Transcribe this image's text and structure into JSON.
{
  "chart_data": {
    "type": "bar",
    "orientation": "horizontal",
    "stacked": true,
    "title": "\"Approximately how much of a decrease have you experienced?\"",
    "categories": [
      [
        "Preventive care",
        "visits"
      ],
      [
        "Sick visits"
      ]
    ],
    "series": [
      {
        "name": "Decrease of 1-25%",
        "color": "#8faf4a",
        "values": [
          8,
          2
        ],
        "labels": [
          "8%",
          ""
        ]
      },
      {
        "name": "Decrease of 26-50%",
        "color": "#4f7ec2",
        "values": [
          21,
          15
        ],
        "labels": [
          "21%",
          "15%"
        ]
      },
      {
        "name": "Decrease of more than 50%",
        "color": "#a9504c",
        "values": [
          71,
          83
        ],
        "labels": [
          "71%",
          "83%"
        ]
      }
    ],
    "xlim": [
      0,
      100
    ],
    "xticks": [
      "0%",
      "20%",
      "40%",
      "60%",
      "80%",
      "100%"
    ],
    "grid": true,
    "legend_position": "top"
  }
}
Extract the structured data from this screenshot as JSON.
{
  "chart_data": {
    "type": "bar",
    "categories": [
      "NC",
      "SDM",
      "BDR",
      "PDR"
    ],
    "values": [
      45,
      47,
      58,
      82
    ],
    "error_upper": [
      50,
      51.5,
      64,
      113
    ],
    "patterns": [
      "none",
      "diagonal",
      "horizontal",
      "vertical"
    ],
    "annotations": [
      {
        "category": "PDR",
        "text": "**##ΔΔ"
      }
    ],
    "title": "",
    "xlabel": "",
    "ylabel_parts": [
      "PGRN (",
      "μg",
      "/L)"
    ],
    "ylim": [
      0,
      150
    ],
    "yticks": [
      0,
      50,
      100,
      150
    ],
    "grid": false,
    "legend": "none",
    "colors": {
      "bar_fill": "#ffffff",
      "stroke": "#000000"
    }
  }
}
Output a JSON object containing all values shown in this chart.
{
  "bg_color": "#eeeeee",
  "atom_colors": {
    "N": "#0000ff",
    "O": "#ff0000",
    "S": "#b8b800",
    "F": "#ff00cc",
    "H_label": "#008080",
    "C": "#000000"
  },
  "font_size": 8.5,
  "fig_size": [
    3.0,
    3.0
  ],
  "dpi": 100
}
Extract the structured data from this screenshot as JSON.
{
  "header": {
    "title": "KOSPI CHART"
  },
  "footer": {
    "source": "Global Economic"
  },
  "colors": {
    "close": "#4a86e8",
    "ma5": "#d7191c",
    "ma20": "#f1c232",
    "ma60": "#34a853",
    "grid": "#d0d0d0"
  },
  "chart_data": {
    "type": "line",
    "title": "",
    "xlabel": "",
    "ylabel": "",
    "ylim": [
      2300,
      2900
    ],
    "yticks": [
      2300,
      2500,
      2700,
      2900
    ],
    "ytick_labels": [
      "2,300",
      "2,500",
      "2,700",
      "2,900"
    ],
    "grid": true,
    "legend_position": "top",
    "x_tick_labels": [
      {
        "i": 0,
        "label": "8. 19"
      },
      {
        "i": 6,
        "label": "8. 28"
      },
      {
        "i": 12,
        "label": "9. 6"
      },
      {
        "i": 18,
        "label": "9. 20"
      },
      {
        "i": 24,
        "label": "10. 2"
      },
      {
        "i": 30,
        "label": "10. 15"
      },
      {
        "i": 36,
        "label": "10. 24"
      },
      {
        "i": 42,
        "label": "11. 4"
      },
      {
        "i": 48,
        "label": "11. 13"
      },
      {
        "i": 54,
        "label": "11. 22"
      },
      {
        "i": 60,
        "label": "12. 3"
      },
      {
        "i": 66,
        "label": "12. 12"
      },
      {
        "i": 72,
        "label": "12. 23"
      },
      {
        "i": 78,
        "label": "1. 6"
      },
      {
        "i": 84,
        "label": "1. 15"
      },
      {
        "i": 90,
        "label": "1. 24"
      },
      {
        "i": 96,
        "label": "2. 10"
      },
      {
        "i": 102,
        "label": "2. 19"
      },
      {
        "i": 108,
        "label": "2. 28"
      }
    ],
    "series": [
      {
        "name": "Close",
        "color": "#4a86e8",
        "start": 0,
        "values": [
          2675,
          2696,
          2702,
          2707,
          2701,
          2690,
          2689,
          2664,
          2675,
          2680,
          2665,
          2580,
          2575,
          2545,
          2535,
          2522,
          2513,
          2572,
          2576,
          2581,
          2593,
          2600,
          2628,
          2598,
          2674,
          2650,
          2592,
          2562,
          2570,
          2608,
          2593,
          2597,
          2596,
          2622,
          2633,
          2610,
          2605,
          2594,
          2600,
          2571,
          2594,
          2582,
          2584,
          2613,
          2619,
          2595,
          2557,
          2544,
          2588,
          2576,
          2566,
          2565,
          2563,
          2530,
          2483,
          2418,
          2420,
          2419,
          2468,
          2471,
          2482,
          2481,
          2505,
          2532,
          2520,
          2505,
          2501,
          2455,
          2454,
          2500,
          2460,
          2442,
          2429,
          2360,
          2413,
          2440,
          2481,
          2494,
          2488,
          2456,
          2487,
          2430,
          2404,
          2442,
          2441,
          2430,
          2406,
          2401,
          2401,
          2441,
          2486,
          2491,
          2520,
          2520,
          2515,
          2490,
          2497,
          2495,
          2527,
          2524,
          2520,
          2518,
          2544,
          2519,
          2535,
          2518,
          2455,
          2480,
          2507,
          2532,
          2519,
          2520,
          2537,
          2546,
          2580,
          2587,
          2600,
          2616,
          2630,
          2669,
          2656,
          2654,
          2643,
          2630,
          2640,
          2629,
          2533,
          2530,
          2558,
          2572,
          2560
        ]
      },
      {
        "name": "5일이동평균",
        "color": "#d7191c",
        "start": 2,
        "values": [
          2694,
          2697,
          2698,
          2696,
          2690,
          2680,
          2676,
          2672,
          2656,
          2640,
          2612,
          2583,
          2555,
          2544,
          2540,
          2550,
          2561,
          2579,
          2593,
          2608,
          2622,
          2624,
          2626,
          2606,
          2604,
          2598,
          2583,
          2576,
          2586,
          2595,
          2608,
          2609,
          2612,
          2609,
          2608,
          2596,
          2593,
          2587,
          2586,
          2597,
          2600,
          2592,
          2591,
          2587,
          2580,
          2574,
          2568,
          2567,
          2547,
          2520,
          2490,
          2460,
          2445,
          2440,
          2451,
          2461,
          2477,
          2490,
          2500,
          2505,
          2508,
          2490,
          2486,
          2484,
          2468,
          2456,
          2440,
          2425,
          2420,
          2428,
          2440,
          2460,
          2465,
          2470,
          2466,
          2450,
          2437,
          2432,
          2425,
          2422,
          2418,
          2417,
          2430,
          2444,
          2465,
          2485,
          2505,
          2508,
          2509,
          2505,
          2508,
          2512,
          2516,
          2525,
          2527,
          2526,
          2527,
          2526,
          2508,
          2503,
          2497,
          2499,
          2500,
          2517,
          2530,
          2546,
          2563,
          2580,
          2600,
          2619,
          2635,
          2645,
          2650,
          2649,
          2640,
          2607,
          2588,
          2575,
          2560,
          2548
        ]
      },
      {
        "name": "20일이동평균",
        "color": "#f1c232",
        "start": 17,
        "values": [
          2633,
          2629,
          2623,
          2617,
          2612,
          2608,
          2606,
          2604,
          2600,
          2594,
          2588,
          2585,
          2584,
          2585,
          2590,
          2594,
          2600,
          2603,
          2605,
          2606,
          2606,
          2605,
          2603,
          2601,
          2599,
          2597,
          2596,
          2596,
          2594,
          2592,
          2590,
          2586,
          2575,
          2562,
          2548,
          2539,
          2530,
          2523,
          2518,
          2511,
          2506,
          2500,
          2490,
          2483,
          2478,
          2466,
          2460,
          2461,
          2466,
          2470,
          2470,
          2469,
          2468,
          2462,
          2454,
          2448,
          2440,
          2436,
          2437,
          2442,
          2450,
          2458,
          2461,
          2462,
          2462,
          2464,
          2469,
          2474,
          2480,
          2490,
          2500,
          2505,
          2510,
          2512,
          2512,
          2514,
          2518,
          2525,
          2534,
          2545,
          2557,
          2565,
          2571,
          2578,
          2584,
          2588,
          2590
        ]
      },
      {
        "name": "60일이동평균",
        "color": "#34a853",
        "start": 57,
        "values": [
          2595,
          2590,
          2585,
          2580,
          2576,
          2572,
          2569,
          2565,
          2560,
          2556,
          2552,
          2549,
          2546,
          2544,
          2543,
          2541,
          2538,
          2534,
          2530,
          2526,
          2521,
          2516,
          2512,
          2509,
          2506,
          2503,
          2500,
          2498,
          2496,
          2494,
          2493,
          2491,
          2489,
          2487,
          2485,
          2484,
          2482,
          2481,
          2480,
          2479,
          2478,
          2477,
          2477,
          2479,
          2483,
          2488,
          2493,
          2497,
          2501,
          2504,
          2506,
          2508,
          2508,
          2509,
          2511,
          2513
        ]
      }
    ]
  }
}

══════════

EXERCISE AIM: Go through the listing above and list every line that has the word "grid".

RESPONSE FOR THIS EXERCISE:
    "grid": true,
    "grid": false,
    "grid": "#d0d0d0"
    "grid": true,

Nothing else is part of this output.